SHORT TASK
For the data below, report the number of lines that contain the string "percent" and nothing else.
[begin TASK INPUTS]
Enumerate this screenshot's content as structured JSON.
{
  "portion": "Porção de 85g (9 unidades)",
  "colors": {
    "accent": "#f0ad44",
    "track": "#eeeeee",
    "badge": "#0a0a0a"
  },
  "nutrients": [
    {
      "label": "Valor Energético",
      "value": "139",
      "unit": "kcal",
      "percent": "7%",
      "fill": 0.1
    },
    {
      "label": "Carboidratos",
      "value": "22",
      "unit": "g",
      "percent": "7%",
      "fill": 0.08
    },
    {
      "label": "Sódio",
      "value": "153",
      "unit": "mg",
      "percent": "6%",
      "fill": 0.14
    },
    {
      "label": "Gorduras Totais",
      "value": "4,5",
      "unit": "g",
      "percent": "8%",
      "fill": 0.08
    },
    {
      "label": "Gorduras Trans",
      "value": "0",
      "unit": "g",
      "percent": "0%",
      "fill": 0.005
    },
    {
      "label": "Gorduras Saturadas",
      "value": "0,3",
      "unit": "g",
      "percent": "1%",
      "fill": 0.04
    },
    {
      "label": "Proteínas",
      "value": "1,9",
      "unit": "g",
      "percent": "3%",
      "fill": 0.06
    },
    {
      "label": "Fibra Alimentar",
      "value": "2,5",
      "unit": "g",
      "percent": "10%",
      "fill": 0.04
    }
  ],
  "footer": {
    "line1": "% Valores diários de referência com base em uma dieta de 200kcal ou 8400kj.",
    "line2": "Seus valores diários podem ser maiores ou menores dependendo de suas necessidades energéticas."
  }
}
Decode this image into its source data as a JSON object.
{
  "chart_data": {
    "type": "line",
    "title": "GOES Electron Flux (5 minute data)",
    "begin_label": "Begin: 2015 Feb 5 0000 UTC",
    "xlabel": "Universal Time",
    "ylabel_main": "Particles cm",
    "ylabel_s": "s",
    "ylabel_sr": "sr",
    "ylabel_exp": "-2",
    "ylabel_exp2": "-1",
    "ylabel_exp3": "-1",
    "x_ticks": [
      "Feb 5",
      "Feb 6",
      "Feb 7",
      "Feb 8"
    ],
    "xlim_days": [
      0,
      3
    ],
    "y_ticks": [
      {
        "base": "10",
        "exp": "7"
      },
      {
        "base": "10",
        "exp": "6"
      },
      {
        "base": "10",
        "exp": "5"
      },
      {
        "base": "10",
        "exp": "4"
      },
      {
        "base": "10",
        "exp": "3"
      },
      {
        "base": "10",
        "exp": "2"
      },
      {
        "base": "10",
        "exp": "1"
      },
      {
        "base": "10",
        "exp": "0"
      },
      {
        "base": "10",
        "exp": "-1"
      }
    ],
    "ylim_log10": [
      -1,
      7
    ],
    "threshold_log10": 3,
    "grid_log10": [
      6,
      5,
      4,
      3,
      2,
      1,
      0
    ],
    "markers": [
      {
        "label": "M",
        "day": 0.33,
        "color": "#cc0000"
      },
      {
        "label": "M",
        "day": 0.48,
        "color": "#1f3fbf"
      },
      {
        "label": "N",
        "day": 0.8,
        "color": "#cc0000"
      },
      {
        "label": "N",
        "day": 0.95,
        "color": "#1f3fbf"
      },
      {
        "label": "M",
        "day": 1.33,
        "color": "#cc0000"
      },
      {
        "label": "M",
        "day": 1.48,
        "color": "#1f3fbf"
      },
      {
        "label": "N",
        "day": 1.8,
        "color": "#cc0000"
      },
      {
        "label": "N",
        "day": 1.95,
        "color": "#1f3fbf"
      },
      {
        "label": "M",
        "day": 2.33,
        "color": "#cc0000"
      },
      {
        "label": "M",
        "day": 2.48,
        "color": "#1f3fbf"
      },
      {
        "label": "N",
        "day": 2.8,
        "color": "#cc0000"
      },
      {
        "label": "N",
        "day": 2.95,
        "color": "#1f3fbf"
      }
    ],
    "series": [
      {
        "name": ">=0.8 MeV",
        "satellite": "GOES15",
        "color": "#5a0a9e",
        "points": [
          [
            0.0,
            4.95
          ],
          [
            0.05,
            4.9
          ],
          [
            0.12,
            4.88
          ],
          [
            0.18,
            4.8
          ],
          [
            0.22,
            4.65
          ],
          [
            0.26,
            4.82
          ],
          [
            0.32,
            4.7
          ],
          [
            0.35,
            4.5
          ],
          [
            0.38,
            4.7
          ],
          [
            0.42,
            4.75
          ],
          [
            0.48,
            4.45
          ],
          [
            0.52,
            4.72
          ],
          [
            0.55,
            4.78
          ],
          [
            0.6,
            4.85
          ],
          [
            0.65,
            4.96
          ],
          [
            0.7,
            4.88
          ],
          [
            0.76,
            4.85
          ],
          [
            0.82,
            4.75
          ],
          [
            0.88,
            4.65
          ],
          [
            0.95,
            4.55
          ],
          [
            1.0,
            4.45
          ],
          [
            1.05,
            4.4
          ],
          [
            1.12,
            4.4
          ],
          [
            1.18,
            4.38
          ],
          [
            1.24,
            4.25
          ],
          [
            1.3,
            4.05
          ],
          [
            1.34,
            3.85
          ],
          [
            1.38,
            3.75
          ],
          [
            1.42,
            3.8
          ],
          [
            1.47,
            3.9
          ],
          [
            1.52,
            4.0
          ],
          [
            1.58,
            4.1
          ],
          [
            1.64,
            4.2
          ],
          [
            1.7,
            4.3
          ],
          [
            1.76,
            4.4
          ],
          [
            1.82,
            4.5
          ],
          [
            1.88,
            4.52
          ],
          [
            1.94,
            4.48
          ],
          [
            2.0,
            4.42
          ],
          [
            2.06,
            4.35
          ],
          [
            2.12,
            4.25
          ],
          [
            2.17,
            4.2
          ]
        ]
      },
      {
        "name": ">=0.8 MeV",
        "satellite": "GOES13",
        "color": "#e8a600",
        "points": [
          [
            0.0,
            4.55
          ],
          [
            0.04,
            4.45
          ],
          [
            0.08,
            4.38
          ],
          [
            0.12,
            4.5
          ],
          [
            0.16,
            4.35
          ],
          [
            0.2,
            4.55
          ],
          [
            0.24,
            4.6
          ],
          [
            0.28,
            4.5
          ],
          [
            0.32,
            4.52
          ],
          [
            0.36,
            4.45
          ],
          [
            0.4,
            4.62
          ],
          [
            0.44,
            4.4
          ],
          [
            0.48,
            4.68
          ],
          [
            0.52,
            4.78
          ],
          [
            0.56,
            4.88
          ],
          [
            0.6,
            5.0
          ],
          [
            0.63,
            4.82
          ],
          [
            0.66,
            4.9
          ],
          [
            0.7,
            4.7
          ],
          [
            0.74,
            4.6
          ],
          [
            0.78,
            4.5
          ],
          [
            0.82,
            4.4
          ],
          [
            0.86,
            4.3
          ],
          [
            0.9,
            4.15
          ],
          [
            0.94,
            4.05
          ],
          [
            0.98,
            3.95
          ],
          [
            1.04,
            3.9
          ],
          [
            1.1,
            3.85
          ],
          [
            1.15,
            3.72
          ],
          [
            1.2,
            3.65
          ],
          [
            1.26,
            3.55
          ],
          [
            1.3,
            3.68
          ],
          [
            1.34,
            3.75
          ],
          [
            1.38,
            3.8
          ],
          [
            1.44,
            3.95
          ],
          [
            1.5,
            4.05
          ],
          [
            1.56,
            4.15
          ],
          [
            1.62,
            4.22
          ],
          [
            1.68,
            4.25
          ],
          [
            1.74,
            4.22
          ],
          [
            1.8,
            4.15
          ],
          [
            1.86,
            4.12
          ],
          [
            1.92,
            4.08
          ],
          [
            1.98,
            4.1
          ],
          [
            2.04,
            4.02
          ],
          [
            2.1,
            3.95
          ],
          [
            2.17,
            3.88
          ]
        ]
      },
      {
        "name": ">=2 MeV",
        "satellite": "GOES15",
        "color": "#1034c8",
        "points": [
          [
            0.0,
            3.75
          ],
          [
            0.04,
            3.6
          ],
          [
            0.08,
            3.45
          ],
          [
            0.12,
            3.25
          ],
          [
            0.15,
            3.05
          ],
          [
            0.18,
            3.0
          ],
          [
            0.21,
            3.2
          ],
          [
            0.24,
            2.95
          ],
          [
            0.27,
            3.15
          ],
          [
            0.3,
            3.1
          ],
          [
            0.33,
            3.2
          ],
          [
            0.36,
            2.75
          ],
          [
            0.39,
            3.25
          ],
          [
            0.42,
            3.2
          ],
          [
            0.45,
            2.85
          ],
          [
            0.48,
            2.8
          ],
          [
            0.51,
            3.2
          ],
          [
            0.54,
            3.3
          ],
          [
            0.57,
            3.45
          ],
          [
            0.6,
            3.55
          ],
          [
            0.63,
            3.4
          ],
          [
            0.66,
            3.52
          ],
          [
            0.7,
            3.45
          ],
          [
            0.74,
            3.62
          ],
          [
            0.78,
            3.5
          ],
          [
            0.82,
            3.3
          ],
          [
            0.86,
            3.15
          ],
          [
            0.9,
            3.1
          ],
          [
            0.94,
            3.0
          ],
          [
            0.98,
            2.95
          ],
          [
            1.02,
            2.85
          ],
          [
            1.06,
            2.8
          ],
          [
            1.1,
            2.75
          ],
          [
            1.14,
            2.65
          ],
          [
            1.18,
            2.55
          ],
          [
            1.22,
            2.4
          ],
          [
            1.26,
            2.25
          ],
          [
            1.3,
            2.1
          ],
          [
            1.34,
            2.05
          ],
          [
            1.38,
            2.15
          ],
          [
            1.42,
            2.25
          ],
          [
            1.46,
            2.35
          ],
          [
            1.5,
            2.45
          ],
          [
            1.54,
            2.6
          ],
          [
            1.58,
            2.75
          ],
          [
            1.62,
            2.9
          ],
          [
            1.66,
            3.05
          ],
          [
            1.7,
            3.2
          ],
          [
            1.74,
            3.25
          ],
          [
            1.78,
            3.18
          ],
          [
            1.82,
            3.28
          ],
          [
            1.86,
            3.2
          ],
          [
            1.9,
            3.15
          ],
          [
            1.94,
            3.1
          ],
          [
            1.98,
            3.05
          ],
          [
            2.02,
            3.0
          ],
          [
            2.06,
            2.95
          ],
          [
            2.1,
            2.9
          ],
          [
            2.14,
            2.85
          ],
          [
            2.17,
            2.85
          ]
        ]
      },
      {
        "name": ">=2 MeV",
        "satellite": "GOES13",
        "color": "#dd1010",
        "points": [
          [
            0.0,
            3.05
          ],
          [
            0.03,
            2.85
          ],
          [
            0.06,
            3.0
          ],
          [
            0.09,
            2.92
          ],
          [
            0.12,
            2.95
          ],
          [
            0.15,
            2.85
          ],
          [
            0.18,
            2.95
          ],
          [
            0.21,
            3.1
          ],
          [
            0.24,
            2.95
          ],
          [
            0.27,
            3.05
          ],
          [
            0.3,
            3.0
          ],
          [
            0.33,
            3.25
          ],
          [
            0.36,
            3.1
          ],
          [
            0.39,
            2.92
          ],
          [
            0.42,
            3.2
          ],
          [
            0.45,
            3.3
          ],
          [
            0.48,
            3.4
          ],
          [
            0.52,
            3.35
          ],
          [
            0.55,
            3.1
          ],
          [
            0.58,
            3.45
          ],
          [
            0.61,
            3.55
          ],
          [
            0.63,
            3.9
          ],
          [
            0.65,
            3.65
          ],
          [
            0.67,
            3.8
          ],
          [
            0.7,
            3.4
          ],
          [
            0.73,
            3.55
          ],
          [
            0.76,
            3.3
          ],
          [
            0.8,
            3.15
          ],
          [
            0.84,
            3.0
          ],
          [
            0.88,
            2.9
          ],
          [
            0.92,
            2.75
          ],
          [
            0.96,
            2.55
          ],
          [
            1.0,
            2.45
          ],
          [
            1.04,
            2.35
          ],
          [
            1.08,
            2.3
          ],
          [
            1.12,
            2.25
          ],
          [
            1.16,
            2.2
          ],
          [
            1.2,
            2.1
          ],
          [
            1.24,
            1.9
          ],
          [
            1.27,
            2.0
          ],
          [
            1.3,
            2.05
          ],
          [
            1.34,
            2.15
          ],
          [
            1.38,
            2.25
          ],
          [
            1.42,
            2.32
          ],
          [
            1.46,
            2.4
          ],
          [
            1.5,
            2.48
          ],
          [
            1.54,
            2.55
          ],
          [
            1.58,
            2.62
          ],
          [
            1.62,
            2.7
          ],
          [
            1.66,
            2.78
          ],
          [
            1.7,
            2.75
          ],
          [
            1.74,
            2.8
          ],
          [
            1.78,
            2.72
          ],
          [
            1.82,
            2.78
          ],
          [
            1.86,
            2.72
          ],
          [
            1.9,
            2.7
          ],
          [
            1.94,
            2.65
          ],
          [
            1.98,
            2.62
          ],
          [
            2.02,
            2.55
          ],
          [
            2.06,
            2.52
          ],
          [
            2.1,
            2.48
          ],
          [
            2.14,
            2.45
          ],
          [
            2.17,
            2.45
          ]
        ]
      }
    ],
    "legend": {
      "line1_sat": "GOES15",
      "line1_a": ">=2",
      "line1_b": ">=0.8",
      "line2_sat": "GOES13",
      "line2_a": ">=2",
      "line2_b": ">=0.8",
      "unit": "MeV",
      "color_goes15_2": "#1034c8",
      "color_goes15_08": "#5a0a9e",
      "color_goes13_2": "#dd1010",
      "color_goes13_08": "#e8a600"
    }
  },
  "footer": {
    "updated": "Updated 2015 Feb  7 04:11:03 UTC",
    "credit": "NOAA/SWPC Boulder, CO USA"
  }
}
[end TASK INPUTS]
RESULT FOR THIS TASK
8